### What the exercise asks
Only the pictures stay out; every record is to be quoted exactly.

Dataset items
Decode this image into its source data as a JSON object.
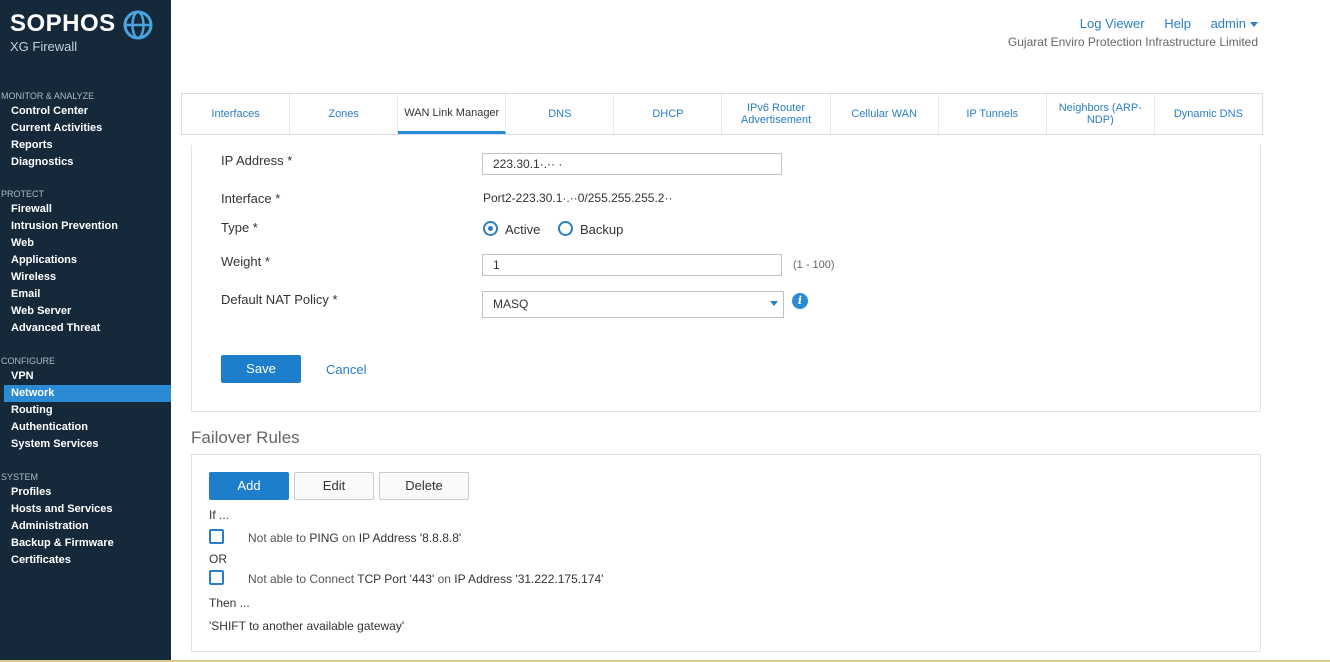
{
  "brand": {
    "name": "SOPHOS",
    "product": "XG Firewall"
  },
  "sidebar": {
    "sections": [
      {
        "heading": "MONITOR & ANALYZE",
        "items": [
          "Control Center",
          "Current Activities",
          "Reports",
          "Diagnostics"
        ]
      },
      {
        "heading": "PROTECT",
        "items": [
          "Firewall",
          "Intrusion Prevention",
          "Web",
          "Applications",
          "Wireless",
          "Email",
          "Web Server",
          "Advanced Threat"
        ]
      },
      {
        "heading": "CONFIGURE",
        "items": [
          "VPN",
          "Network",
          "Routing",
          "Authentication",
          "System Services"
        ]
      },
      {
        "heading": "SYSTEM",
        "items": [
          "Profiles",
          "Hosts and Services",
          "Administration",
          "Backup & Firmware",
          "Certificates"
        ]
      }
    ],
    "active_item": "Network"
  },
  "header": {
    "log_viewer": "Log Viewer",
    "help": "Help",
    "user": "admin",
    "company": "Gujarat Enviro Protection Infrastructure Limited"
  },
  "tabs": [
    "Interfaces",
    "Zones",
    "WAN Link Manager",
    "DNS",
    "DHCP",
    "IPv6 Router Advertisement",
    "Cellular WAN",
    "IP Tunnels",
    "Neighbors (ARP-NDP)",
    "Dynamic DNS"
  ],
  "active_tab": "WAN Link Manager",
  "form": {
    "ip_label": "IP Address *",
    "ip_value": "223.30.1·.·· ·",
    "interface_label": "Interface *",
    "interface_value": "Port2-223.30.1·.··0/255.255.255.2··",
    "type_label": "Type *",
    "type_active": "Active",
    "type_backup": "Backup",
    "type_selected": "Active",
    "weight_label": "Weight *",
    "weight_value": "1",
    "weight_hint": "(1 - 100)",
    "nat_label": "Default NAT Policy *",
    "nat_value": "MASQ",
    "save": "Save",
    "cancel": "Cancel"
  },
  "failover": {
    "title": "Failover Rules",
    "add": "Add",
    "edit": "Edit",
    "delete": "Delete",
    "if": "If ...",
    "or": "OR",
    "then": "Then ...",
    "rule1": {
      "pre": "Not able to ",
      "proto": "PING",
      "mid": " on ",
      "target": "IP Address '8.8.8.8'"
    },
    "rule2": {
      "pre": "Not able to Connect ",
      "proto": "TCP Port '443'",
      "mid": " on ",
      "target": "IP Address '31.222.175.174'"
    },
    "action": "'SHIFT to another available gateway'"
  },
  "colors": {
    "sidebar_bg": "#15293a",
    "accent": "#1d7fcc",
    "link": "#2a7ec7"
  }
}
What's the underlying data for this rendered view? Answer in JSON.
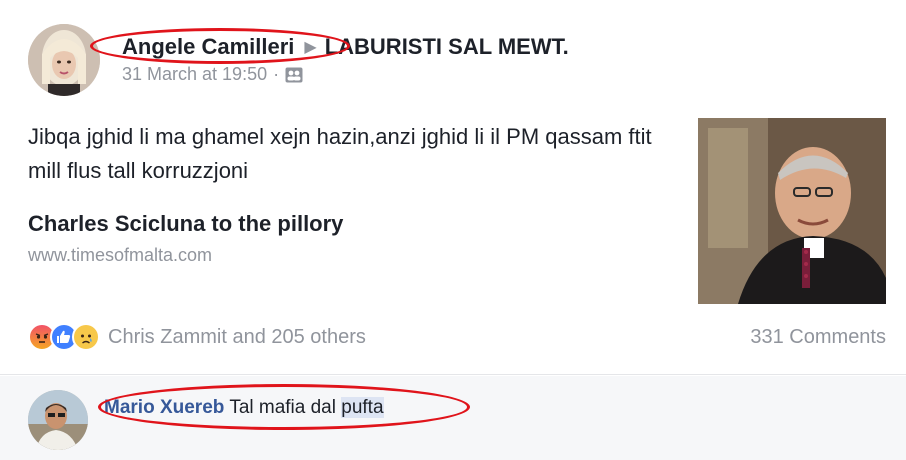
{
  "post": {
    "author": "Angele Camilleri",
    "group": "LABURISTI SAL MEWT.",
    "timestamp": "31 March at 19:50",
    "separator": "·",
    "audience_icon": "group-audience-icon",
    "text": "Jibqa jghid li ma ghamel xejn hazin,anzi jghid li il PM qassam ftit mill flus tall korruzzjoni",
    "link": {
      "title": "Charles Scicluna to the pillory",
      "domain": "www.timesofmalta.com"
    },
    "reactions": {
      "icons": [
        "angry-reaction-icon",
        "like-reaction-icon",
        "sad-reaction-icon"
      ],
      "summary": "Chris Zammit and 205 others"
    },
    "comments_count": "331 Comments"
  },
  "comment": {
    "author": "Mario Xuereb",
    "text_plain": "Tal mafia dal",
    "text_highlight": "pufta"
  },
  "colors": {
    "link_blue": "#365899",
    "meta_gray": "#90949c",
    "annotation_red": "#e0141b",
    "comment_bg": "#f6f7f9"
  }
}
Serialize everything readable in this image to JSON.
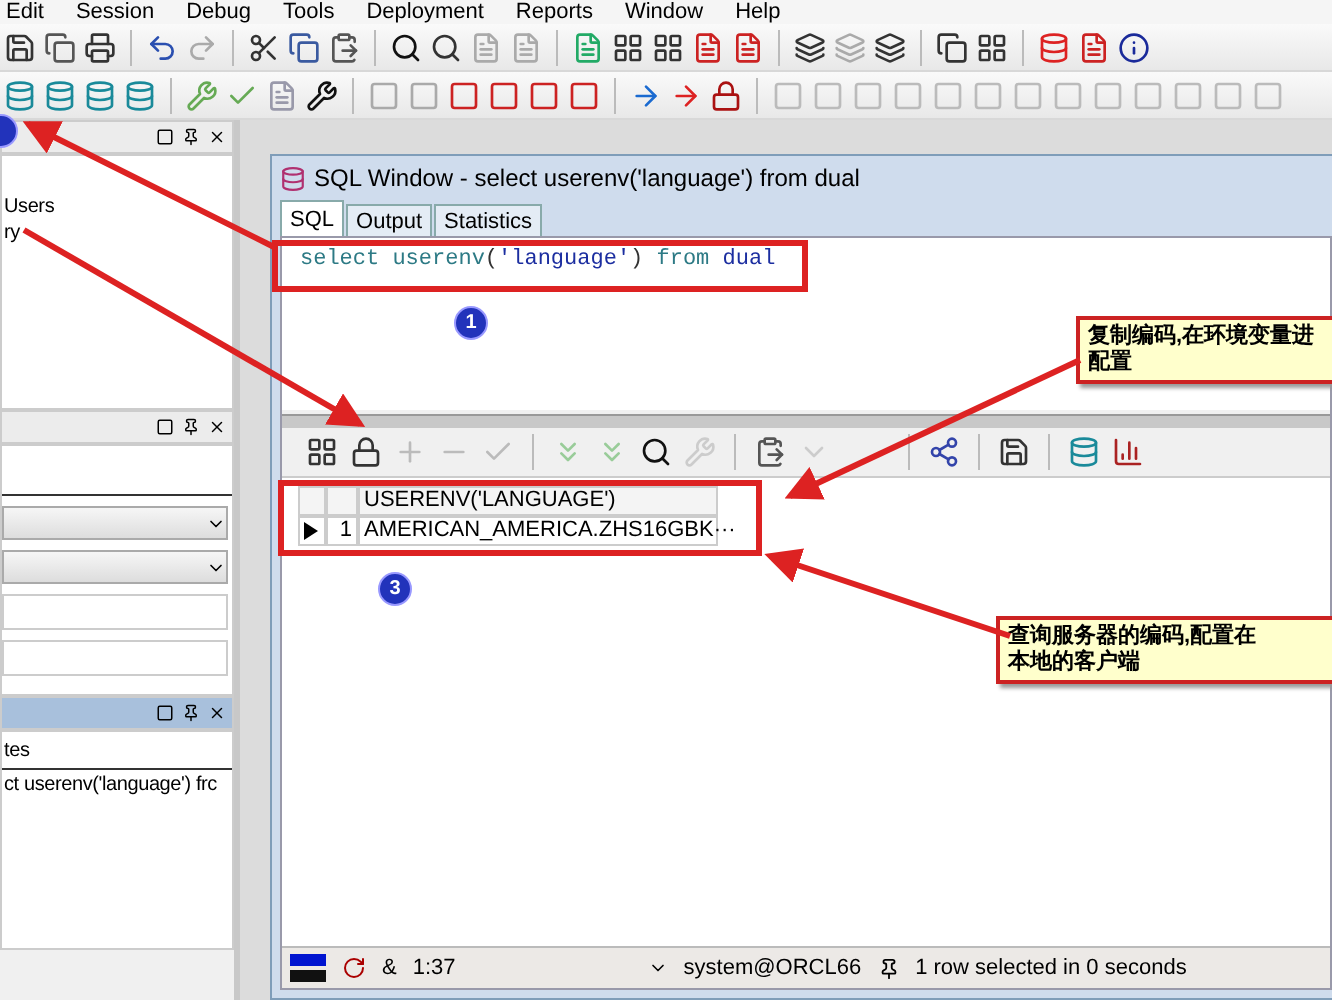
{
  "menu": [
    "Edit",
    "Session",
    "Debug",
    "Tools",
    "Deployment",
    "Reports",
    "Window",
    "Help"
  ],
  "left_panels": [
    {
      "active": false,
      "items": [
        "Users",
        "ry"
      ]
    },
    {
      "active": false
    },
    {
      "active": true,
      "tabs": [
        "tes"
      ],
      "items": [
        "ct userenv('language') frc"
      ]
    }
  ],
  "sql_window": {
    "title": "SQL Window - select userenv('language') from dual",
    "tabs": [
      {
        "label": "SQL",
        "selected": true
      },
      {
        "label": "Output",
        "selected": false
      },
      {
        "label": "Statistics",
        "selected": false
      }
    ],
    "editor": [
      {
        "kind": "keyword",
        "text": "select"
      },
      {
        "kind": "keyword",
        "text": " userenv"
      },
      {
        "kind": "plain",
        "text": "("
      },
      {
        "kind": "string",
        "text": "'language'"
      },
      {
        "kind": "plain",
        "text": ")"
      },
      {
        "kind": "keyword",
        "text": " from"
      },
      {
        "kind": "string",
        "text": " dual"
      }
    ],
    "grid": {
      "columns": [
        "USERENV('LANGUAGE')"
      ],
      "rows": [
        {
          "number": "1",
          "current": true,
          "cells": [
            "AMERICAN_AMERICA.ZHS16GBK"
          ],
          "cell_button": "···"
        }
      ]
    },
    "status_bar": {
      "symbol": "&",
      "position": "1:37",
      "connection": "system@ORCL66",
      "message": "1 row selected in 0 seconds"
    }
  },
  "annotations": {
    "badges": [
      "1",
      "3"
    ],
    "callouts": [
      {
        "lines": [
          "复制编码,在环境变量进",
          "配置"
        ]
      },
      {
        "lines": [
          "查询服务器的编码,配置在",
          "本地的客户端"
        ]
      }
    ]
  }
}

### Completed exercise
Decode this image into its source data as a JSON object.
{
  "brand": {
    "name": "SOPHOS",
    "product": "XG Firewall"
  },
  "sidebar": {
    "sections": [
      {
        "heading": "MONITOR & ANALYZE",
        "items": [
          "Control Center",
          "Current Activities",
          "Reports",
          "Diagnostics"
        ]
      },
      {
        "heading": "PROTECT",
        "items": [
          "Firewall",
          "Intrusion Prevention",
          "Web",
          "Applications",
          "Wireless",
          "Email",
          "Web Server",
          "Advanced Threat"
        ]
      },
      {
        "heading": "CONFIGURE",
        "items": [
          "VPN",
          "Network",
          "Routing",
          "Authentication",
          "System Services"
        ]
      },
      {
        "heading": "SYSTEM",
        "items": [
          "Profiles",
          "Hosts and Services",
          "Administration",
          "Backup & Firmware",
          "Certificates"
        ]
      }
    ],
    "active_item": "Network"
  },
  "header": {
    "log_viewer": "Log Viewer",
    "help": "Help",
    "user": "admin",
    "company": "Gujarat Enviro Protection Infrastructure Limited"
  },
  "tabs": [
    "Interfaces",
    "Zones",
    "WAN Link Manager",
    "DNS",
    "DHCP",
    "IPv6 Router Advertisement",
    "Cellular WAN",
    "IP Tunnels",
    "Neighbors (ARP-NDP)",
    "Dynamic DNS"
  ],
  "active_tab": "WAN Link Manager",
  "form": {
    "ip_label": "IP Address *",
    "ip_value": "223.30.1·.·· ·",
    "interface_label": "Interface *",
    "interface_value": "Port2-223.30.1·.··0/255.255.255.2··",
    "type_label": "Type *",
    "type_active": "Active",
    "type_backup": "Backup",
    "type_selected": "Active",
    "weight_label": "Weight *",
    "weight_value": "1",
    "weight_hint": "(1 - 100)",
    "nat_label": "Default NAT Policy *",
    "nat_value": "MASQ",
    "save": "Save",
    "cancel": "Cancel"
  },
  "failover": {
    "title": "Failover Rules",
    "add": "Add",
    "edit": "Edit",
    "delete": "Delete",
    "if": "If ...",
    "or": "OR",
    "then": "Then ...",
    "rule1": {
      "pre": "Not able to ",
      "proto": "PING",
      "mid": " on ",
      "target": "IP Address '8.8.8.8'"
    },
    "rule2": {
      "pre": "Not able to Connect ",
      "proto": "TCP Port '443'",
      "mid": " on ",
      "target": "IP Address '31.222.175.174'"
    },
    "action": "'SHIFT to another available gateway'"
  },
  "colors": {
    "sidebar_bg": "#15293a",
    "accent": "#1d7fcc",
    "link": "#2a7ec7"
  }
}
What's the underlying data for this rendered view? Answer in JSON.
{
  "post": {
    "author": "Angele Camilleri",
    "group": "LABURISTI SAL MEWT.",
    "timestamp": "31 March at 19:50",
    "separator": "·",
    "audience_icon": "group-audience-icon",
    "text": "Jibqa jghid li ma ghamel xejn hazin,anzi jghid li il PM qassam ftit mill flus tall korruzzjoni",
    "link": {
      "title": "Charles Scicluna to the pillory",
      "domain": "www.timesofmalta.com"
    },
    "reactions": {
      "icons": [
        "angry-reaction-icon",
        "like-reaction-icon",
        "sad-reaction-icon"
      ],
      "summary": "Chris Zammit and 205 others"
    },
    "comments_count": "331 Comments"
  },
  "comment": {
    "author": "Mario Xuereb",
    "text_plain": "Tal mafia dal",
    "text_highlight": "pufta"
  },
  "colors": {
    "link_blue": "#365899",
    "meta_gray": "#90949c",
    "annotation_red": "#e0141b",
    "comment_bg": "#f6f7f9"
  }
}
Serialize everything readable in this image to JSON.
{
  "menu": [
    "Edit",
    "Session",
    "Debug",
    "Tools",
    "Deployment",
    "Reports",
    "Window",
    "Help"
  ],
  "left_panels": [
    {
      "active": false,
      "items": [
        "Users",
        "ry"
      ]
    },
    {
      "active": false
    },
    {
      "active": true,
      "tabs": [
        "tes"
      ],
      "items": [
        "ct userenv('language') frc"
      ]
    }
  ],
  "sql_window": {
    "title": "SQL Window - select userenv('language') from dual",
    "tabs": [
      {
        "label": "SQL",
        "selected": true
      },
      {
        "label": "Output",
        "selected": false
      },
      {
        "label": "Statistics",
        "selected": false
      }
    ],
    "editor": [
      {
        "kind": "keyword",
        "text": "select"
      },
      {
        "kind": "keyword",
        "text": " userenv"
      },
      {
        "kind": "plain",
        "text": "("
      },
      {
        "kind": "string",
        "text": "'language'"
      },
      {
        "kind": "plain",
        "text": ")"
      },
      {
        "kind": "keyword",
        "text": " from"
      },
      {
        "kind": "string",
        "text": " dual"
      }
    ],
    "grid": {
      "columns": [
        "USERENV('LANGUAGE')"
      ],
      "rows": [
        {
          "number": "1",
          "current": true,
          "cells": [
            "AMERICAN_AMERICA.ZHS16GBK"
          ],
          "cell_button": "···"
        }
      ]
    },
    "status_bar": {
      "symbol": "&",
      "position": "1:37",
      "connection": "system@ORCL66",
      "message": "1 row selected in 0 seconds"
    }
  },
  "annotations": {
    "badges": [
      "1",
      "3"
    ],
    "callouts": [
      {
        "lines": [
          "复制编码,在环境变量进",
          "配置"
        ]
      },
      {
        "lines": [
          "查询服务器的编码,配置在",
          "本地的客户端"
        ]
      }
    ]
  }
}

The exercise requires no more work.